* WRITTEN PROBLEM *
Locate each line below that includes "local" and reproduce it.

--- PROVIDED MATERIAL ---

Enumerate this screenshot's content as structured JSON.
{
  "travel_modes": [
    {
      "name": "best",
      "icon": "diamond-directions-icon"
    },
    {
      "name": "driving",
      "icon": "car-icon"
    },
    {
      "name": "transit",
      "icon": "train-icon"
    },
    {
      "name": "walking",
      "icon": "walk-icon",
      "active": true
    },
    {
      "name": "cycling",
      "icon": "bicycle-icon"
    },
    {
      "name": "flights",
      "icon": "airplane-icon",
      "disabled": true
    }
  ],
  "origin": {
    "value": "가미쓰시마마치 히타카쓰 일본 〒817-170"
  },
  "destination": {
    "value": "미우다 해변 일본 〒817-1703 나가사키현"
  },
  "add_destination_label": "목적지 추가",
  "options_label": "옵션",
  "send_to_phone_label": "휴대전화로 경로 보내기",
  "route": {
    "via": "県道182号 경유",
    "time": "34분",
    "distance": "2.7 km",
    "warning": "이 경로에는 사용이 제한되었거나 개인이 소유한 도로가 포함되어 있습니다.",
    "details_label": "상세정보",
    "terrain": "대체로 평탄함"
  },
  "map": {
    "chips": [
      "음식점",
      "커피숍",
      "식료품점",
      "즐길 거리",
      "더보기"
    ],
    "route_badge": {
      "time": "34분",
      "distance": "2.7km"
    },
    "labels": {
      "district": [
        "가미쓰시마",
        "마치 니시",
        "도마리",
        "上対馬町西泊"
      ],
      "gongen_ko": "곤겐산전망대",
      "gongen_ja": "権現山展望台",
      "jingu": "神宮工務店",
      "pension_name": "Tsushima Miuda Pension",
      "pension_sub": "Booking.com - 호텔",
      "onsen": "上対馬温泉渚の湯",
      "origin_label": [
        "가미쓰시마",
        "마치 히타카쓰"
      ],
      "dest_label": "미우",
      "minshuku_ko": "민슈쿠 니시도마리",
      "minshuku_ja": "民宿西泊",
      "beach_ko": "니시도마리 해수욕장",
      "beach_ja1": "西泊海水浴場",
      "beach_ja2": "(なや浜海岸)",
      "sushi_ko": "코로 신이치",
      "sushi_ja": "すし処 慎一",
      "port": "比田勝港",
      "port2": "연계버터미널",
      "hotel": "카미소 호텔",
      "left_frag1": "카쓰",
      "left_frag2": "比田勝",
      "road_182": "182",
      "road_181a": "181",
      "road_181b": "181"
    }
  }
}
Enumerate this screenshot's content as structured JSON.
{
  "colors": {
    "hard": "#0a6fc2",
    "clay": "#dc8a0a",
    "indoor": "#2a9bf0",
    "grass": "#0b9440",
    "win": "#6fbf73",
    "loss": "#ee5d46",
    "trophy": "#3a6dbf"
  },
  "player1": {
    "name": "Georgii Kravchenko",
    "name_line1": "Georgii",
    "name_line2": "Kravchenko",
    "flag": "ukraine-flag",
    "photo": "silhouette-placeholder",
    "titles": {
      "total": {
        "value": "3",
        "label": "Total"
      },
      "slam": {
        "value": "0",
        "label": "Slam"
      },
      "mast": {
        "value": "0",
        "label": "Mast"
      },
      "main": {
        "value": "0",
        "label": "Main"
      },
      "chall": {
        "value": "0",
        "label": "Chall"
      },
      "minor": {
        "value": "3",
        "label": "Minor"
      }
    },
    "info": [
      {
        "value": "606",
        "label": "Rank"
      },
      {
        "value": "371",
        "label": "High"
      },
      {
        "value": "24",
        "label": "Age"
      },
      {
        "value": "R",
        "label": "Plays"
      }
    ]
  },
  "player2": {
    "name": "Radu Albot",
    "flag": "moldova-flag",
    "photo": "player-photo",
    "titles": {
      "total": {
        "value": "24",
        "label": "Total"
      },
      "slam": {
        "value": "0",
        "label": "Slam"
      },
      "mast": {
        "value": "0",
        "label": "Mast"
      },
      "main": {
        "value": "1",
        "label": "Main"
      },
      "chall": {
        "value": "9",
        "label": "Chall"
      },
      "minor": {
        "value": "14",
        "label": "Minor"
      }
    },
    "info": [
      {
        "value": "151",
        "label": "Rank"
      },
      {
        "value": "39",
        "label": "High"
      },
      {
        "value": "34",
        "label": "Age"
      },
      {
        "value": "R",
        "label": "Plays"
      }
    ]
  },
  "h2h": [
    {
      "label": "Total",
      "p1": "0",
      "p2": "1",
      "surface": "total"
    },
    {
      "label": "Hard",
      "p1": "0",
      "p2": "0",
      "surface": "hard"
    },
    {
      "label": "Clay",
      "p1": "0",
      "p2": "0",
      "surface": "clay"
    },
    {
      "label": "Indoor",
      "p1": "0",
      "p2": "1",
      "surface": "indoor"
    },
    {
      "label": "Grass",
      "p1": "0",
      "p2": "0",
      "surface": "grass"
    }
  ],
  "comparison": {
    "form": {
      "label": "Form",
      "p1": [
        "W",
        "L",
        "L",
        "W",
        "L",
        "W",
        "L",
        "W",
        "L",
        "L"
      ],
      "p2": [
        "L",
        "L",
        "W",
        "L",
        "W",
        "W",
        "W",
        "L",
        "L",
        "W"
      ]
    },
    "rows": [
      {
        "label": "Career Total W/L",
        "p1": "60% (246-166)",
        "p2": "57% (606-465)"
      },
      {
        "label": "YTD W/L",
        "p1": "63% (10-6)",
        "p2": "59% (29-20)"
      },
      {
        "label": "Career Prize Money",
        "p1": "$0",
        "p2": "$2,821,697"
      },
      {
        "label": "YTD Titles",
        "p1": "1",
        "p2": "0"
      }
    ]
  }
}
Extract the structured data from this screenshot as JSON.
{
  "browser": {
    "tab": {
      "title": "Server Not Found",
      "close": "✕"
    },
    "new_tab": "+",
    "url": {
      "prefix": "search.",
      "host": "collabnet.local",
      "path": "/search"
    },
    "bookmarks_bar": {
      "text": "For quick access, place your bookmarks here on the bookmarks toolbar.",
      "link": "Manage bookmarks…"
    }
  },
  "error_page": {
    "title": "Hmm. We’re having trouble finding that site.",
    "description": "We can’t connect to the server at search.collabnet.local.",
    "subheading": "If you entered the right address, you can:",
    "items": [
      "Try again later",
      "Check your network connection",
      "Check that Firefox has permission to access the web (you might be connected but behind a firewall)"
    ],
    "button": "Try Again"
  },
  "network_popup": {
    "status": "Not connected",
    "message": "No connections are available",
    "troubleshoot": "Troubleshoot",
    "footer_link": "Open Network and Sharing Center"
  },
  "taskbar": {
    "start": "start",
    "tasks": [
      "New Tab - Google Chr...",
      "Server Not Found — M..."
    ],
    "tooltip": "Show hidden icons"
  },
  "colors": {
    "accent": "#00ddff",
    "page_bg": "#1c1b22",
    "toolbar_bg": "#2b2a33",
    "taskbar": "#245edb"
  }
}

---

* EXERCISE RESPONSE *
      "host": "collabnet.local",
    "description": "We can’t connect to the server at search.collabnet.local.",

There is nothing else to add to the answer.